* Task details:
Find the string "text" in the listing and report every line that has it.

>> BEGIN Raw data

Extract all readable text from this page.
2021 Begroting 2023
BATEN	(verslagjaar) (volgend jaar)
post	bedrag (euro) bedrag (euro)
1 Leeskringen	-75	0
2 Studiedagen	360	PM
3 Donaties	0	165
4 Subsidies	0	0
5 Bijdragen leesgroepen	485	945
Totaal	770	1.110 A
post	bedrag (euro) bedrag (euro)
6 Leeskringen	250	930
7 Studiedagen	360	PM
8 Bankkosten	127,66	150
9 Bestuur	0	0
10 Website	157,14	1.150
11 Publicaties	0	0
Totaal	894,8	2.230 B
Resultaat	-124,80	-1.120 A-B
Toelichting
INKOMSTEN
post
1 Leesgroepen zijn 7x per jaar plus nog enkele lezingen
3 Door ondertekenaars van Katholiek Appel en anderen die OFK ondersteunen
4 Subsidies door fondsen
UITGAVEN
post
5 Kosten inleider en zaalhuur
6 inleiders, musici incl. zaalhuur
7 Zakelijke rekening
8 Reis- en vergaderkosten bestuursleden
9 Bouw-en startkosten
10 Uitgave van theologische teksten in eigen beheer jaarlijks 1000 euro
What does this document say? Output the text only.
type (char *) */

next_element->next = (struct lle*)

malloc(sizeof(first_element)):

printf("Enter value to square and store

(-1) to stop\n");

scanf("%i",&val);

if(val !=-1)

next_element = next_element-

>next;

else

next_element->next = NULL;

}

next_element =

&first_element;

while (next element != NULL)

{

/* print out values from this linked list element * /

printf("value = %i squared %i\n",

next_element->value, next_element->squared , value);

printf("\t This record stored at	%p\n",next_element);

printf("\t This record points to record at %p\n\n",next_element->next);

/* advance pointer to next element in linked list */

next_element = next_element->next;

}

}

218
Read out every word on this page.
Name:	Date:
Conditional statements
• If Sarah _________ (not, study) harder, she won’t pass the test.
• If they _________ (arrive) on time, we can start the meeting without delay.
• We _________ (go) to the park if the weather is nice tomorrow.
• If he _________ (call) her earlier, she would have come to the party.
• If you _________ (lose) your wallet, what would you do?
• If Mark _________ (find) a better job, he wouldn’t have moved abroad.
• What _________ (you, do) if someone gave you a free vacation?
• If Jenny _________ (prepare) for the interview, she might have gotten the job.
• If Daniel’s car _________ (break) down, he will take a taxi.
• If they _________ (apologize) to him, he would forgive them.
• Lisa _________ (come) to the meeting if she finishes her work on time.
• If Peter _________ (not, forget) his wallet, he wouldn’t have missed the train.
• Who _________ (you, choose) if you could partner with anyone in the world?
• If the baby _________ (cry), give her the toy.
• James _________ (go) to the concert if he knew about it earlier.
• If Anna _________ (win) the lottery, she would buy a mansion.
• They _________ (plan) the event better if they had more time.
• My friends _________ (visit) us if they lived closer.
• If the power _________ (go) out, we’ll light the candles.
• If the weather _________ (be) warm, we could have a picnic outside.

>> END Raw data

* The completed task:
Extract all readable text from this page.
What does this document say? Output the text only.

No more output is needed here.